PROVIDED RECORDS —
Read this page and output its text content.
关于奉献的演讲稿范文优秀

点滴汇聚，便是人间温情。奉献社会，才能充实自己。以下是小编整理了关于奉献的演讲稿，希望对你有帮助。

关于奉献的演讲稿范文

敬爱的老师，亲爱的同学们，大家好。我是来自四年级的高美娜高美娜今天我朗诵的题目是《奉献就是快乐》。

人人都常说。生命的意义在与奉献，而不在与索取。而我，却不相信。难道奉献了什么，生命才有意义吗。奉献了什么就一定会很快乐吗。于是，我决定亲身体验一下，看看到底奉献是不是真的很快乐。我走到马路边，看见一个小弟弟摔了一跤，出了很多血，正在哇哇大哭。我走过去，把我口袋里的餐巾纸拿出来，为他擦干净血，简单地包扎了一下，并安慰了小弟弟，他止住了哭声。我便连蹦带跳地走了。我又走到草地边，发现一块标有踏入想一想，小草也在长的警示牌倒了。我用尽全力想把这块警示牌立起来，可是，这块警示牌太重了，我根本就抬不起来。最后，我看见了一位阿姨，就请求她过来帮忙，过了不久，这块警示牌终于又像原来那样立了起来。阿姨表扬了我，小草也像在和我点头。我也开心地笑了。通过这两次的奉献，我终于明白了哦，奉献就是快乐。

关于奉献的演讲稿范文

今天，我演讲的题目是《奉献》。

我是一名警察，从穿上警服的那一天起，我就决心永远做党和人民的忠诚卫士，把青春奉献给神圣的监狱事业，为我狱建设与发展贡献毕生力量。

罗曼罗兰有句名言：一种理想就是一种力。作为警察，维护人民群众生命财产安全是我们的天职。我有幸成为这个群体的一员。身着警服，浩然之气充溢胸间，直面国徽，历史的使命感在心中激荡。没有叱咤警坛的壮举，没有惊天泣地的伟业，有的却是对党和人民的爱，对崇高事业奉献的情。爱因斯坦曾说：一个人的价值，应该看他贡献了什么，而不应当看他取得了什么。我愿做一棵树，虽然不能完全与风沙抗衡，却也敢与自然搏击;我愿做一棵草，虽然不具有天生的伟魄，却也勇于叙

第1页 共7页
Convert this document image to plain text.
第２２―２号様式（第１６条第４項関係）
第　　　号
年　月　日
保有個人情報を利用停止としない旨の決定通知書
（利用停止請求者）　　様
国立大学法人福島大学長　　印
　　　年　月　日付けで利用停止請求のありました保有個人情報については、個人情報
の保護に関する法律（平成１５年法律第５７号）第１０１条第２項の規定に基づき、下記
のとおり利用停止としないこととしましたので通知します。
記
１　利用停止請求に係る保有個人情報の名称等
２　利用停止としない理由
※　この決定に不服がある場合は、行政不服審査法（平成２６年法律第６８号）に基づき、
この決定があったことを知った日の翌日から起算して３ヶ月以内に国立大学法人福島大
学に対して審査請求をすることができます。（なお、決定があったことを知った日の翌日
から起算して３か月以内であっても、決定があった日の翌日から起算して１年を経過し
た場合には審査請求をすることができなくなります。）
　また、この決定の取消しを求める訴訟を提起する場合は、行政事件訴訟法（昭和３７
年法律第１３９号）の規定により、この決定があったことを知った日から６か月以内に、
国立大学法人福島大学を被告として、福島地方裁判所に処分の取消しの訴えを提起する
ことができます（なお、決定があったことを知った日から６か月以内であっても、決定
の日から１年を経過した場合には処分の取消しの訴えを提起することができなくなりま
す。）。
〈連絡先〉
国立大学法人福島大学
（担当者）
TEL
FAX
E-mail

WRITTEN PROBLEM — Every record above must be duplicated exactly.

EXERCISE RESULT —
Read this page and output its text content.
关于奉献的演讲稿范文优秀

点滴汇聚，便是人间温情。奉献社会，才能充实自己。以下是小编整理了关于奉献的演讲稿，希望对你有帮助。

关于奉献的演讲稿范文

敬爱的老师，亲爱的同学们，大家好。我是来自四年级的高美娜高美娜今天我朗诵的题目是《奉献就是快乐》。

人人都常说。生命的意义在与奉献，而不在与索取。而我，却不相信。难道奉献了什么，生命才有意义吗。奉献了什么就一定会很快乐吗。于是，我决定亲身体验一下，看看到底奉献是不是真的很快乐。我走到马路边，看见一个小弟弟摔了一跤，出了很多血，正在哇哇大哭。我走过去，把我口袋里的餐巾纸拿出来，为他擦干净血，简单地包扎了一下，并安慰了小弟弟，他止住了哭声。我便连蹦带跳地走了。我又走到草地边，发现一块标有踏入想一想，小草也在长的警示牌倒了。我用尽全力想把这块警示牌立起来，可是，这块警示牌太重了，我根本就抬不起来。最后，我看见了一位阿姨，就请求她过来帮忙，过了不久，这块警示牌终于又像原来那样立了起来。阿姨表扬了我，小草也像在和我点头。我也开心地笑了。通过这两次的奉献，我终于明白了哦，奉献就是快乐。

关于奉献的演讲稿范文

今天，我演讲的题目是《奉献》。

我是一名警察，从穿上警服的那一天起，我就决心永远做党和人民的忠诚卫士，把青春奉献给神圣的监狱事业，为我狱建设与发展贡献毕生力量。

罗曼罗兰有句名言：一种理想就是一种力。作为警察，维护人民群众生命财产安全是我们的天职。我有幸成为这个群体的一员。身着警服，浩然之气充溢胸间，直面国徽，历史的使命感在心中激荡。没有叱咤警坛的壮举，没有惊天泣地的伟业，有的却是对党和人民的爱，对崇高事业奉献的情。爱因斯坦曾说：一个人的价值，应该看他贡献了什么，而不应当看他取得了什么。我愿做一棵树，虽然不能完全与风沙抗衡，却也敢与自然搏击;我愿做一棵草，虽然不具有天生的伟魄，却也勇于叙

第1页 共7页
Convert this document image to plain text.
第２２―２号様式（第１６条第４項関係）
第　　　号
年　月　日
保有個人情報を利用停止としない旨の決定通知書
（利用停止請求者）　　様
国立大学法人福島大学長　　印
　　　年　月　日付けで利用停止請求のありました保有個人情報については、個人情報
の保護に関する法律（平成１５年法律第５７号）第１０１条第２項の規定に基づき、下記
のとおり利用停止としないこととしましたので通知します。
記
１　利用停止請求に係る保有個人情報の名称等
２　利用停止としない理由
※　この決定に不服がある場合は、行政不服審査法（平成２６年法律第６８号）に基づき、
この決定があったことを知った日の翌日から起算して３ヶ月以内に国立大学法人福島大
学に対して審査請求をすることができます。（なお、決定があったことを知った日の翌日
から起算して３か月以内であっても、決定があった日の翌日から起算して１年を経過し
た場合には審査請求をすることができなくなります。）
　また、この決定の取消しを求める訴訟を提起する場合は、行政事件訴訟法（昭和３７
年法律第１３９号）の規定により、この決定があったことを知った日から６か月以内に、
国立大学法人福島大学を被告として、福島地方裁判所に処分の取消しの訴えを提起する
ことができます（なお、決定があったことを知った日から６か月以内であっても、決定
の日から１年を経過した場合には処分の取消しの訴えを提起することができなくなりま
す。）。
〈連絡先〉
国立大学法人福島大学
（担当者）
TEL
FAX
E-mail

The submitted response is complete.